作業指示: 特異点を論じた本文で、座標軸に関する特異点として挙げられている孤立点をすべて、括弧内の英語表記とともに書き出す。

第三十六章 特異点

反転期とは特異点に他ならない。
では、
特異点とは、一体何なのか?
特異点とは、
ある基準の下、その基準が適用できない点のことである。
従って、
特異点は基準があってはじめて認識され、「〜に関する特異点」という呼ばれ方をする。
天文物理学では、
重力に関する特異点が考えられ、重力の特異点と言う。
つまり、
重力の基準が適用できない点(場所)を重力の特異点と呼ばれ、ブラックホールになった星には、重力の特異点がある。
座標軸に関する特異点では、
可除特異点(removable singularity)、極(pole)、真性特異点(essential singularity)という三つの孤立点がある。
言い換えれば、
可除特異点(removable singularity)と真性特異点(essential singularity)が、円の1/4、つまり、π/2(90度)時点、及び、円の3/4、つまり、3π/2(270度)時点における反転期である。

抜粋データ:

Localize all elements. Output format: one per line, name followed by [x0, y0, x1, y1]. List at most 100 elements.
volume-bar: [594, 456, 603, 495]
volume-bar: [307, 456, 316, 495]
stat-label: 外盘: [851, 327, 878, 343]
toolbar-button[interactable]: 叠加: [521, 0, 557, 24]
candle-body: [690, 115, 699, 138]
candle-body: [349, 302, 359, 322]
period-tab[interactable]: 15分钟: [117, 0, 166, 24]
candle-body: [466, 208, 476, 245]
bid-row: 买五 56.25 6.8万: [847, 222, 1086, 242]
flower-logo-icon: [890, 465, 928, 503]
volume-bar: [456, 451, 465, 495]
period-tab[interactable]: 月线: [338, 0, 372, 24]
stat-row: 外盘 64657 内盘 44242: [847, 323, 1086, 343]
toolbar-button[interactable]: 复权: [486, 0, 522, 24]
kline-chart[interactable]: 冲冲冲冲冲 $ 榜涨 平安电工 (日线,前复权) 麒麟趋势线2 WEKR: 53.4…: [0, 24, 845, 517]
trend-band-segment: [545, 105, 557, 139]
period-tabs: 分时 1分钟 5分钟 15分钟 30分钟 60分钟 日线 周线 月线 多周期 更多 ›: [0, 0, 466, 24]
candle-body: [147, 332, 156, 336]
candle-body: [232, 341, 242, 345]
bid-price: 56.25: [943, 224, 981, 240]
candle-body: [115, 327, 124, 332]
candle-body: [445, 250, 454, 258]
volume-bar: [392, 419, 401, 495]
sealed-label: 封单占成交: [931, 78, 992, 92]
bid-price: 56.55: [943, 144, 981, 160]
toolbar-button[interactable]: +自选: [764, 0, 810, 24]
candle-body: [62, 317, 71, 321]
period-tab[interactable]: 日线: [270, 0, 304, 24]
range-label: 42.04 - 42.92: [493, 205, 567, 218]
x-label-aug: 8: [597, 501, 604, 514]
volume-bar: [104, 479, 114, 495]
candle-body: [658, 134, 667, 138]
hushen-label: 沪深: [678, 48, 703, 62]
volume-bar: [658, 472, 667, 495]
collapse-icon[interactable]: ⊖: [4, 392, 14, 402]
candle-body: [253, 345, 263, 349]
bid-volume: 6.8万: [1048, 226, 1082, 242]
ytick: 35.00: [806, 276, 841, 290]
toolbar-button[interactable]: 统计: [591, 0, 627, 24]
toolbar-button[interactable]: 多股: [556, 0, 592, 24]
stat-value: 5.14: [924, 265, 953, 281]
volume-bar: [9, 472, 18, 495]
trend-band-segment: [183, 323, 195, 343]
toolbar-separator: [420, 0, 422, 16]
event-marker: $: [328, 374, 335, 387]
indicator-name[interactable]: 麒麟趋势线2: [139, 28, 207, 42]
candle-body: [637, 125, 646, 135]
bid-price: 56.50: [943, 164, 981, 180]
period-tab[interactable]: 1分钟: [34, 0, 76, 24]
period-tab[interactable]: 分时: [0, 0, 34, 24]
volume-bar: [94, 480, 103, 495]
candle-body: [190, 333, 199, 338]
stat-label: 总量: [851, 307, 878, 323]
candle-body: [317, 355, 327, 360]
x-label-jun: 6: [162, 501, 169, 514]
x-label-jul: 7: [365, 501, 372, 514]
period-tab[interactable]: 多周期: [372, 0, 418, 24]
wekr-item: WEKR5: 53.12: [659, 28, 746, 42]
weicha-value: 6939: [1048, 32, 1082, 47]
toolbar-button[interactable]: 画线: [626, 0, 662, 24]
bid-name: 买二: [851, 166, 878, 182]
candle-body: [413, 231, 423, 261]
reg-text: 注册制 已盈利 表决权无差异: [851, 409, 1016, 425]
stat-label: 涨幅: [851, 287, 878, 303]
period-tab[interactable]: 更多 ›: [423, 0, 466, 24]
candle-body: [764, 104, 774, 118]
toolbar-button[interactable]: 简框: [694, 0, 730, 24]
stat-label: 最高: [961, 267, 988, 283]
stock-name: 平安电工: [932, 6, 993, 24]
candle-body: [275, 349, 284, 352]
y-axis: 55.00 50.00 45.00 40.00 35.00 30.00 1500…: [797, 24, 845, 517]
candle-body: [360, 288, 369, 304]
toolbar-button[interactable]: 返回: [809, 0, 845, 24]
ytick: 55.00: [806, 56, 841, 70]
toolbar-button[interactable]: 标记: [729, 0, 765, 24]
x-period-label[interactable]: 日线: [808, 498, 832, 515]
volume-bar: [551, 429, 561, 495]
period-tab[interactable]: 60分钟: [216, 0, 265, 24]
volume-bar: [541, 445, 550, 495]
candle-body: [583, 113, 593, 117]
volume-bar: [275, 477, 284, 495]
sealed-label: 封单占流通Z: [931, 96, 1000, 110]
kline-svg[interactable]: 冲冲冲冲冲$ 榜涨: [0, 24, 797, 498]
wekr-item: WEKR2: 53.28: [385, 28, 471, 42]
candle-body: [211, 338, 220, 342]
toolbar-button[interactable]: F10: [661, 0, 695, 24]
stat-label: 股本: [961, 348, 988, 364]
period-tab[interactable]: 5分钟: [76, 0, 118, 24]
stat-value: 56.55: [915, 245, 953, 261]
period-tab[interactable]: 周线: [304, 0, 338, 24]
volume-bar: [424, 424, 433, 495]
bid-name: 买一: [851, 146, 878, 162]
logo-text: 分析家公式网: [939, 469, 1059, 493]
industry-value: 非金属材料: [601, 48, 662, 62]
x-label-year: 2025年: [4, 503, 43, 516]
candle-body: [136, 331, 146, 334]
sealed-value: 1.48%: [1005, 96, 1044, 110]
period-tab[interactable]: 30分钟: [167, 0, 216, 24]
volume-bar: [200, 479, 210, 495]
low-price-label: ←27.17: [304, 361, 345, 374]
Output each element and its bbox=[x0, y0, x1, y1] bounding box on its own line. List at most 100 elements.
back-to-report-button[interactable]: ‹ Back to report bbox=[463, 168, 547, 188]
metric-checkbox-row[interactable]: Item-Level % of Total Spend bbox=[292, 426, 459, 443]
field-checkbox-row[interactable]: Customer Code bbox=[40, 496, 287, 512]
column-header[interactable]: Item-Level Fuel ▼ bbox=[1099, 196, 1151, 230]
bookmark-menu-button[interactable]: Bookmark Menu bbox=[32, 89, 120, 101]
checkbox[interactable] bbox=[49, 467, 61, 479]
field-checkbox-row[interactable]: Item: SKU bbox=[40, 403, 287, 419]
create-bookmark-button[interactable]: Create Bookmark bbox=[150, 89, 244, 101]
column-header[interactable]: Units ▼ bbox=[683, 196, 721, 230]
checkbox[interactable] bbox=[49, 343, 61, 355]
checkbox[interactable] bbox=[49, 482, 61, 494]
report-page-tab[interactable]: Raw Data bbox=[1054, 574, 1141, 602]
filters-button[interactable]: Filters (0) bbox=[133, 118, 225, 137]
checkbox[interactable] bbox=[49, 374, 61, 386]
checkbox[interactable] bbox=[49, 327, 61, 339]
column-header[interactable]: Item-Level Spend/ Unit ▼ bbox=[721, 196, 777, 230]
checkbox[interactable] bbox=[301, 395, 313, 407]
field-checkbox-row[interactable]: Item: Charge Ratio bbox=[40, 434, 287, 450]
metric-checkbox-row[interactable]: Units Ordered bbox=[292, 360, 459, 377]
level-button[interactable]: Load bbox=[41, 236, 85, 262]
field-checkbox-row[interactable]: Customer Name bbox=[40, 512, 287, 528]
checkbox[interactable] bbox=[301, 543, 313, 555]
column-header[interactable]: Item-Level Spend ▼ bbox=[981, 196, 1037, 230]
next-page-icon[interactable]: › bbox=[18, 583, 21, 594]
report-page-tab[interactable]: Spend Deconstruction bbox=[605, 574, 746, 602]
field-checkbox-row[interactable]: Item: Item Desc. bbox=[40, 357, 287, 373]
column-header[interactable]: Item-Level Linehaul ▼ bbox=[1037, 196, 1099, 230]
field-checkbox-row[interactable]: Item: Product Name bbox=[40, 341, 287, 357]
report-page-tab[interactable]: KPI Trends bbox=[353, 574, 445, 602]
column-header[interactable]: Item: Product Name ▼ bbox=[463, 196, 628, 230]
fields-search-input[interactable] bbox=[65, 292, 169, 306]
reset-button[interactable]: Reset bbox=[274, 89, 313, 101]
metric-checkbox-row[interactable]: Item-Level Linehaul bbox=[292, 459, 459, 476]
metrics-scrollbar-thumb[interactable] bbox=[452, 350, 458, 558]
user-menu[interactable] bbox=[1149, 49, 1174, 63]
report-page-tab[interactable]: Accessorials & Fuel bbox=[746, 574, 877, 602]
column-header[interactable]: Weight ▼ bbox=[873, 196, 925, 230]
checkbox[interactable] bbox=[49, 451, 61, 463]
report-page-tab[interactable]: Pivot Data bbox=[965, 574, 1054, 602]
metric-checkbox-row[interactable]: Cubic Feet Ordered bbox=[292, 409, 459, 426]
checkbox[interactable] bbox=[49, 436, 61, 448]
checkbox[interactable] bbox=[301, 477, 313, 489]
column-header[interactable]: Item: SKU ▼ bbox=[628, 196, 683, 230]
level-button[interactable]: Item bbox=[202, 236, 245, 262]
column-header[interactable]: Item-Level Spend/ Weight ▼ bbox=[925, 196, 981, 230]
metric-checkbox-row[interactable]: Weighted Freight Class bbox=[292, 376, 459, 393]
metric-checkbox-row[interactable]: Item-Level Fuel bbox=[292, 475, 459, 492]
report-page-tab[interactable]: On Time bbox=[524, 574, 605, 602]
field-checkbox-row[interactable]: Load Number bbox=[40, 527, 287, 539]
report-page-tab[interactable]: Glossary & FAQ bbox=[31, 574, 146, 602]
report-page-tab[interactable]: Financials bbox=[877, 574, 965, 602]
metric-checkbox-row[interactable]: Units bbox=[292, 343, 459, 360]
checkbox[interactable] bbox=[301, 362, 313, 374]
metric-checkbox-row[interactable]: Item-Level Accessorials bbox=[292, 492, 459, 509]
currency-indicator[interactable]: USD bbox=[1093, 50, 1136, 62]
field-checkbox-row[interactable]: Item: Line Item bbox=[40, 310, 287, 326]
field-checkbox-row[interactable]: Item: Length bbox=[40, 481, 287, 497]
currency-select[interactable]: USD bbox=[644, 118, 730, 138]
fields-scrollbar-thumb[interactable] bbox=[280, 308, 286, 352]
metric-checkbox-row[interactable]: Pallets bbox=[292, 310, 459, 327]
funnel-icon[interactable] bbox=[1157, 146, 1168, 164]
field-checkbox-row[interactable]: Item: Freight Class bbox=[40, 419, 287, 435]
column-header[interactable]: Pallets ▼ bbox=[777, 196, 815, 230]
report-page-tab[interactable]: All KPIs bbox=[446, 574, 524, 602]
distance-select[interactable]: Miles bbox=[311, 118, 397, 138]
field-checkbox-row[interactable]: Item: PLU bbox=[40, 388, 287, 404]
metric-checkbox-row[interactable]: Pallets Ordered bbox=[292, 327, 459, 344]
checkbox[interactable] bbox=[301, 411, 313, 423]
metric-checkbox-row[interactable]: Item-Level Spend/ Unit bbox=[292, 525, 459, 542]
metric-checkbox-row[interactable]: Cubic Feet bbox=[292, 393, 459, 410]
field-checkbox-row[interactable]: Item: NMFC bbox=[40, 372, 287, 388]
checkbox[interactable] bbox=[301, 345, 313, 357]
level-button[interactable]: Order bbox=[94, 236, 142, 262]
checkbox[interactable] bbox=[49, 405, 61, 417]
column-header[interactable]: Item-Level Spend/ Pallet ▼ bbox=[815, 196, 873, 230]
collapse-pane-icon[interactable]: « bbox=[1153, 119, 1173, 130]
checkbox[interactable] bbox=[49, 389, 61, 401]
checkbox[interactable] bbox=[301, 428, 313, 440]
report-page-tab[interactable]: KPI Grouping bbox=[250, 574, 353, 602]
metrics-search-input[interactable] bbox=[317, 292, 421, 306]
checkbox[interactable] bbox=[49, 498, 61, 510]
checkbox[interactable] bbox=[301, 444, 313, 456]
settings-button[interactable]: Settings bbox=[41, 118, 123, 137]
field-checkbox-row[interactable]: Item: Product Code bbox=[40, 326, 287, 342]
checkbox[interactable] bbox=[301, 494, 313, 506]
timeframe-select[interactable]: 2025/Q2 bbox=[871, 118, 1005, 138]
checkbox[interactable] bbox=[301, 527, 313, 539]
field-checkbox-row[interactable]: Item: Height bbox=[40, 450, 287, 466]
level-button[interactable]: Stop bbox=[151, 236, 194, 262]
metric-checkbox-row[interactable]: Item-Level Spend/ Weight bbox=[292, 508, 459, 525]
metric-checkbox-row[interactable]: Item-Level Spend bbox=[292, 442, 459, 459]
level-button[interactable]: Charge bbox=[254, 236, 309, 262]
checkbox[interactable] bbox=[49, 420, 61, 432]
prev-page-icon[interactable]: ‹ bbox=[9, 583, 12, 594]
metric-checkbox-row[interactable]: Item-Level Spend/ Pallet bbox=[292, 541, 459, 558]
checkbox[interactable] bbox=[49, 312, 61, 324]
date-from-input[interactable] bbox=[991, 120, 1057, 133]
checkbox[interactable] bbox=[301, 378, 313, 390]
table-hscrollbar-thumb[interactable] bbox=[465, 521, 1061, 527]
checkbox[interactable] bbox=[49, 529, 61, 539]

指示への回答:
可除特異点(removable singularity)
極(pole)
真性特異点(essential singularity)